▸ Direction:
Of the lines in the data below, count the ones holding the string "Bitcoin", and answer with that number only.

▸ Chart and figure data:
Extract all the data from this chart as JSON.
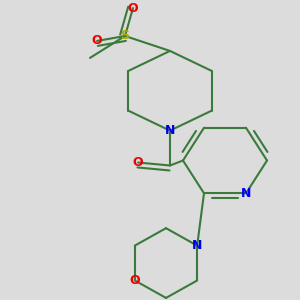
{
  "bg_color": "#dcdcdc",
  "bond_color": "#3a7a3a",
  "bond_width": 1.5,
  "n_color": "#0000ee",
  "o_color": "#ee0000",
  "s_color": "#aaaa00",
  "figsize": [
    3.0,
    3.0
  ],
  "dpi": 100,
  "xlim": [
    0,
    300
  ],
  "ylim": [
    0,
    300
  ]
}
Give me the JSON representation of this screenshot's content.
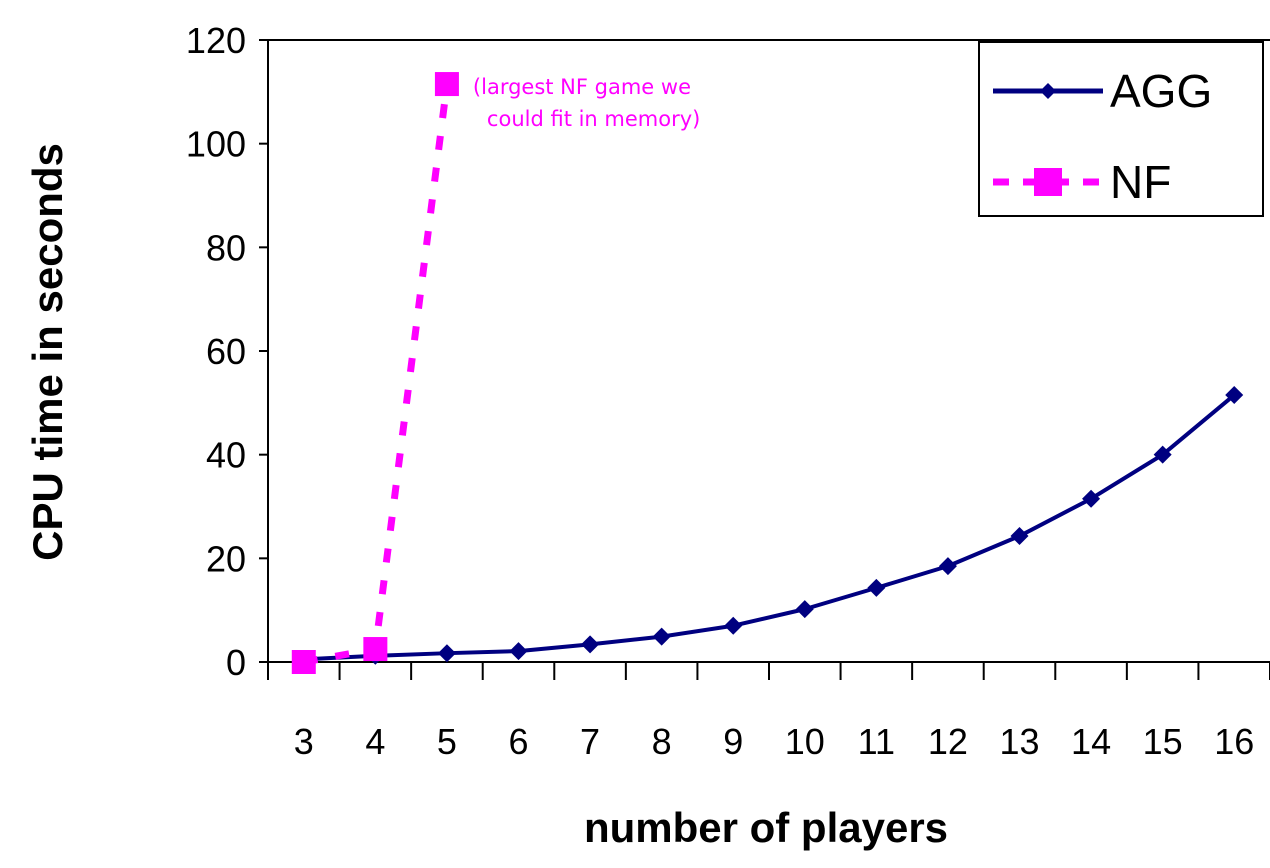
{
  "chart_data": {
    "type": "line",
    "xlabel": "number of players",
    "ylabel": "CPU time in seconds",
    "x": [
      3,
      4,
      5,
      6,
      7,
      8,
      9,
      10,
      11,
      12,
      13,
      14,
      15,
      16
    ],
    "ylim": [
      0,
      120
    ],
    "yticks": [
      0,
      20,
      40,
      60,
      80,
      100,
      120
    ],
    "grid": false,
    "legend_position": "top-right",
    "series": [
      {
        "name": "AGG",
        "color": "#000080",
        "line_style": "solid",
        "marker": "diamond",
        "values": [
          0.5,
          1.2,
          1.7,
          2.1,
          3.4,
          4.9,
          7.0,
          10.2,
          14.3,
          18.5,
          24.3,
          31.5,
          40.0,
          51.5
        ]
      },
      {
        "name": "NF",
        "color": "#ff00ff",
        "line_style": "dotted",
        "marker": "square",
        "values": [
          0,
          2.5,
          111.5,
          null,
          null,
          null,
          null,
          null,
          null,
          null,
          null,
          null,
          null,
          null
        ]
      }
    ],
    "annotations": [
      {
        "text_lines": [
          "(largest NF game we",
          "could fit in memory)"
        ],
        "series": "NF",
        "x": 5,
        "y": 111.5
      }
    ]
  }
}
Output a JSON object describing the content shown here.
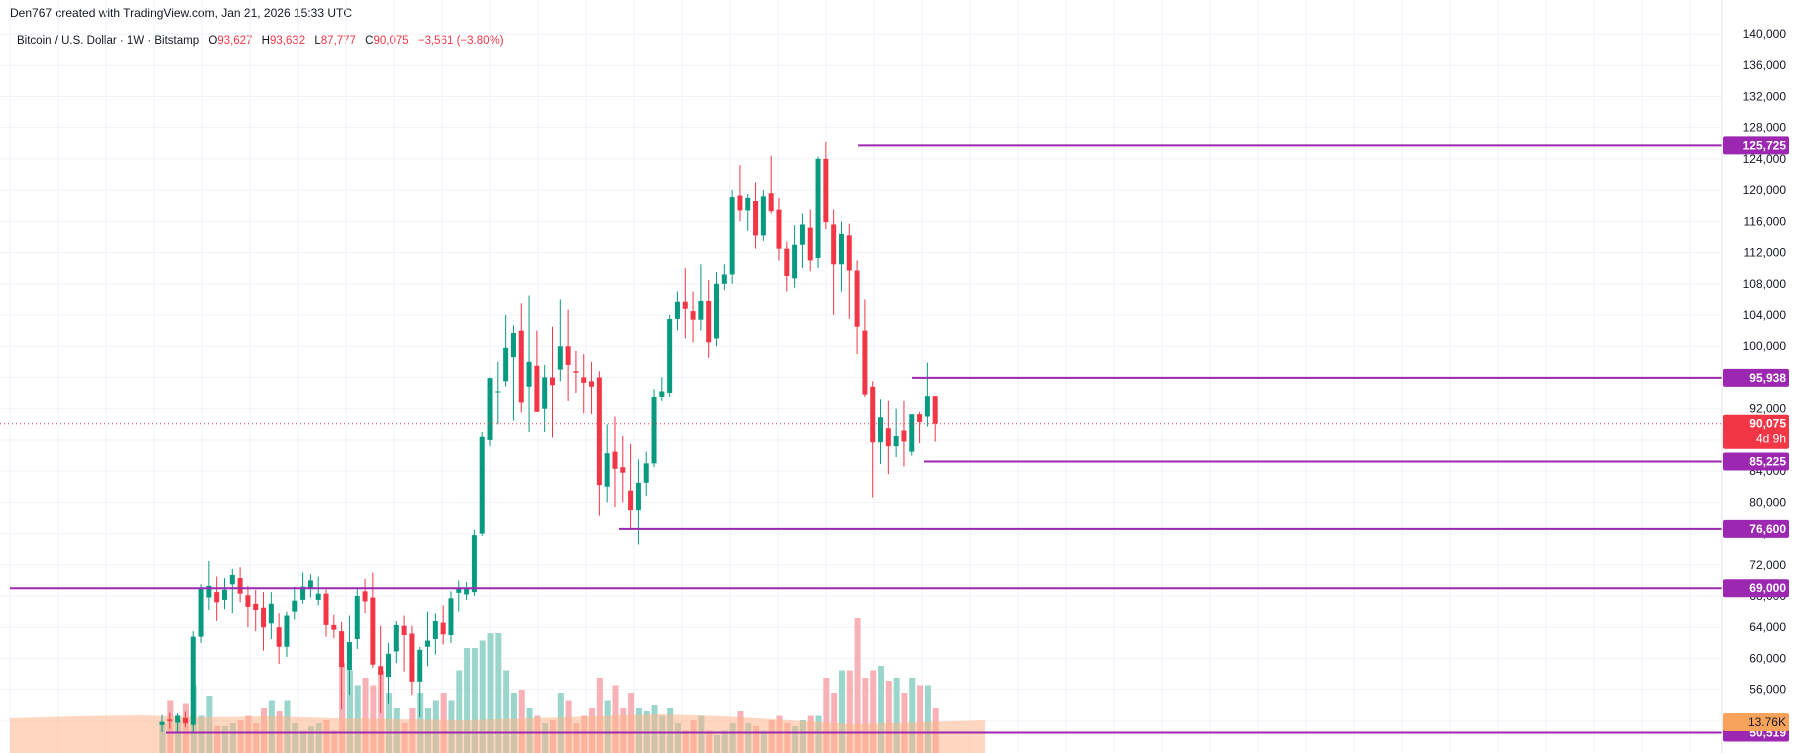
{
  "header": {
    "text": "Den767 created with TradingView.com, Jan 21, 2026 15:33 UTC"
  },
  "legend": {
    "symbol": "Bitcoin / U.S. Dollar · 1W · Bitstamp",
    "open_label": "O",
    "open": "93,627",
    "high_label": "H",
    "high": "93,632",
    "low_label": "L",
    "low": "87,777",
    "close_label": "C",
    "close": "90,075",
    "change": "−3,561 (−3.80%)"
  },
  "colors": {
    "up": "#089981",
    "down": "#f23645",
    "level": "#9c27b0",
    "grid": "#f0f3fa",
    "volume_ma": "#ffb58a"
  },
  "current_price": {
    "value": "90,075",
    "countdown": "4d 9h"
  },
  "volume_label": "13.76K",
  "levels": [
    {
      "value": 125725,
      "label": "125,725"
    },
    {
      "value": 95938,
      "label": "95,938"
    },
    {
      "value": 85225,
      "label": "85,225"
    },
    {
      "value": 76600,
      "label": "76,600"
    },
    {
      "value": 69000,
      "label": "69,000"
    },
    {
      "value": 50519,
      "label": "50,519"
    }
  ],
  "chart_data": {
    "type": "candlestick",
    "title": "Bitcoin / U.S. Dollar · 1W · Bitstamp",
    "y_ticks": [
      140000,
      136000,
      132000,
      128000,
      124000,
      120000,
      116000,
      112000,
      108000,
      104000,
      100000,
      96000,
      92000,
      88000,
      84000,
      80000,
      76000,
      72000,
      68000,
      64000,
      60000,
      56000,
      52000
    ],
    "y_tick_labels": [
      "140,000",
      "136,000",
      "132,000",
      "128,000",
      "124,000",
      "120,000",
      "116,000",
      "112,000",
      "108,000",
      "104,000",
      "100,000",
      "96,000",
      "92,000",
      "88,000",
      "84,000",
      "80,000",
      "76,000",
      "72,000",
      "68,000",
      "64,000",
      "60,000",
      "56,000",
      "52,000"
    ],
    "ylim": [
      50000,
      141500
    ],
    "grid": true,
    "candles": [
      [
        51500,
        52800,
        50600,
        51900
      ],
      [
        52200,
        53100,
        51000,
        52000
      ],
      [
        51800,
        53000,
        50600,
        52700
      ],
      [
        52400,
        53200,
        51200,
        51700
      ],
      [
        51500,
        63500,
        50600,
        62800
      ],
      [
        62800,
        69500,
        62000,
        68900
      ],
      [
        67800,
        72500,
        66200,
        69300
      ],
      [
        68500,
        70500,
        64800,
        67200
      ],
      [
        67500,
        70300,
        66300,
        68800
      ],
      [
        69500,
        71500,
        65800,
        70700
      ],
      [
        70300,
        71700,
        67200,
        68300
      ],
      [
        68100,
        69300,
        64000,
        66600
      ],
      [
        67000,
        68800,
        63500,
        66200
      ],
      [
        66500,
        68500,
        61000,
        64000
      ],
      [
        64500,
        68500,
        62500,
        67000
      ],
      [
        64000,
        65800,
        59300,
        61500
      ],
      [
        61500,
        66000,
        60200,
        65500
      ],
      [
        66000,
        69200,
        65000,
        67400
      ],
      [
        67500,
        71000,
        67000,
        69200
      ],
      [
        69000,
        70800,
        67800,
        70000
      ],
      [
        67500,
        70500,
        66800,
        68300
      ],
      [
        68300,
        68800,
        62800,
        64300
      ],
      [
        64300,
        65600,
        62600,
        63700
      ],
      [
        63500,
        64700,
        53500,
        58900
      ],
      [
        58500,
        65500,
        55300,
        62100
      ],
      [
        62500,
        69000,
        61200,
        68000
      ],
      [
        68600,
        70200,
        65800,
        67300
      ],
      [
        67800,
        71000,
        58800,
        59200
      ],
      [
        59000,
        64200,
        53000,
        57900
      ],
      [
        57600,
        62000,
        54200,
        60600
      ],
      [
        60900,
        64800,
        59400,
        64300
      ],
      [
        64200,
        65500,
        58300,
        63000
      ],
      [
        63200,
        64200,
        55300,
        57000
      ],
      [
        57000,
        61500,
        52500,
        61100
      ],
      [
        61500,
        66000,
        59000,
        62300
      ],
      [
        62500,
        65800,
        60500,
        64800
      ],
      [
        64600,
        66800,
        61800,
        63100
      ],
      [
        63000,
        68600,
        62000,
        67700
      ],
      [
        68400,
        70000,
        66000,
        69000
      ],
      [
        68200,
        69800,
        67500,
        68900
      ],
      [
        68500,
        76500,
        68000,
        75800
      ],
      [
        76000,
        89000,
        75700,
        88400
      ],
      [
        88000,
        96000,
        87200,
        95900
      ],
      [
        94200,
        98000,
        90000,
        94200
      ],
      [
        95500,
        104000,
        94800,
        99800
      ],
      [
        98600,
        102700,
        90500,
        101700
      ],
      [
        102000,
        105500,
        91500,
        92800
      ],
      [
        94800,
        106500,
        89000,
        98000
      ],
      [
        97500,
        102000,
        92000,
        91600
      ],
      [
        92000,
        97600,
        89000,
        96000
      ],
      [
        96000,
        102500,
        88300,
        95000
      ],
      [
        97000,
        106000,
        95500,
        100000
      ],
      [
        100000,
        104700,
        93000,
        97600
      ],
      [
        96800,
        99400,
        94000,
        96600
      ],
      [
        96000,
        99000,
        91400,
        95300
      ],
      [
        95500,
        98000,
        91300,
        94800
      ],
      [
        96000,
        96800,
        78300,
        82200
      ],
      [
        82000,
        90000,
        80000,
        86300
      ],
      [
        86500,
        91000,
        79400,
        84300
      ],
      [
        84500,
        88500,
        80000,
        83800
      ],
      [
        81500,
        87500,
        76600,
        79000
      ],
      [
        79000,
        85500,
        74600,
        82500
      ],
      [
        82500,
        86500,
        80800,
        85000
      ],
      [
        85000,
        94500,
        84500,
        93500
      ],
      [
        93500,
        96000,
        93000,
        94200
      ],
      [
        94000,
        104000,
        93500,
        103500
      ],
      [
        103500,
        107000,
        102000,
        105700
      ],
      [
        105700,
        110000,
        101000,
        104800
      ],
      [
        104500,
        107000,
        100500,
        103400
      ],
      [
        103400,
        110500,
        102000,
        105800
      ],
      [
        105800,
        108500,
        98500,
        100500
      ],
      [
        101000,
        109500,
        100000,
        108000
      ],
      [
        108000,
        110500,
        107200,
        109200
      ],
      [
        109200,
        120000,
        108000,
        119100
      ],
      [
        119300,
        123200,
        116000,
        117400
      ],
      [
        117400,
        119500,
        114800,
        119000
      ],
      [
        118600,
        121000,
        112500,
        114200
      ],
      [
        114200,
        120000,
        113500,
        119200
      ],
      [
        119600,
        124400,
        117000,
        117300
      ],
      [
        117500,
        119000,
        111000,
        112500
      ],
      [
        112500,
        113400,
        107000,
        109000
      ],
      [
        108700,
        115500,
        107500,
        113000
      ],
      [
        113000,
        117000,
        110000,
        115600
      ],
      [
        115200,
        117500,
        109600,
        111000
      ],
      [
        111300,
        124300,
        110000,
        124000
      ],
      [
        124000,
        126200,
        115000,
        115900
      ],
      [
        115600,
        117500,
        104000,
        110500
      ],
      [
        110500,
        116000,
        107000,
        114400
      ],
      [
        114200,
        115700,
        103500,
        109700
      ],
      [
        109700,
        111000,
        99000,
        102500
      ],
      [
        102000,
        106000,
        93500,
        93800
      ],
      [
        94800,
        95500,
        80600,
        87700
      ],
      [
        87700,
        93200,
        84900,
        90900
      ],
      [
        89500,
        93000,
        83600,
        87200
      ],
      [
        87200,
        92000,
        85800,
        88500
      ],
      [
        89200,
        93000,
        84600,
        87800
      ],
      [
        86500,
        91000,
        86000,
        91300
      ],
      [
        91300,
        91600,
        87600,
        90300
      ],
      [
        91000,
        97900,
        89700,
        93600
      ],
      [
        93600,
        93632,
        87777,
        90075
      ]
    ],
    "volume_scale_note": "relative volume per weekly bar, 0-1",
    "volumes": [
      0.2,
      0.35,
      0.22,
      0.33,
      0.45,
      0.25,
      0.38,
      0.18,
      0.18,
      0.2,
      0.22,
      0.25,
      0.2,
      0.3,
      0.35,
      0.28,
      0.35,
      0.2,
      0.15,
      0.18,
      0.2,
      0.22,
      0.15,
      0.6,
      0.55,
      0.45,
      0.5,
      0.45,
      0.55,
      0.4,
      0.3,
      0.2,
      0.3,
      0.4,
      0.3,
      0.35,
      0.4,
      0.35,
      0.55,
      0.7,
      0.7,
      0.75,
      0.8,
      0.8,
      0.55,
      0.4,
      0.42,
      0.3,
      0.25,
      0.2,
      0.22,
      0.4,
      0.35,
      0.2,
      0.25,
      0.3,
      0.5,
      0.35,
      0.45,
      0.3,
      0.4,
      0.3,
      0.28,
      0.32,
      0.25,
      0.3,
      0.2,
      0.15,
      0.22,
      0.25,
      0.15,
      0.12,
      0.15,
      0.2,
      0.28,
      0.2,
      0.18,
      0.15,
      0.22,
      0.25,
      0.2,
      0.18,
      0.22,
      0.25,
      0.25,
      0.5,
      0.4,
      0.55,
      0.55,
      0.9,
      0.5,
      0.55,
      0.58,
      0.48,
      0.5,
      0.4,
      0.5,
      0.45,
      0.45,
      0.3
    ]
  }
}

▸ Task result:
2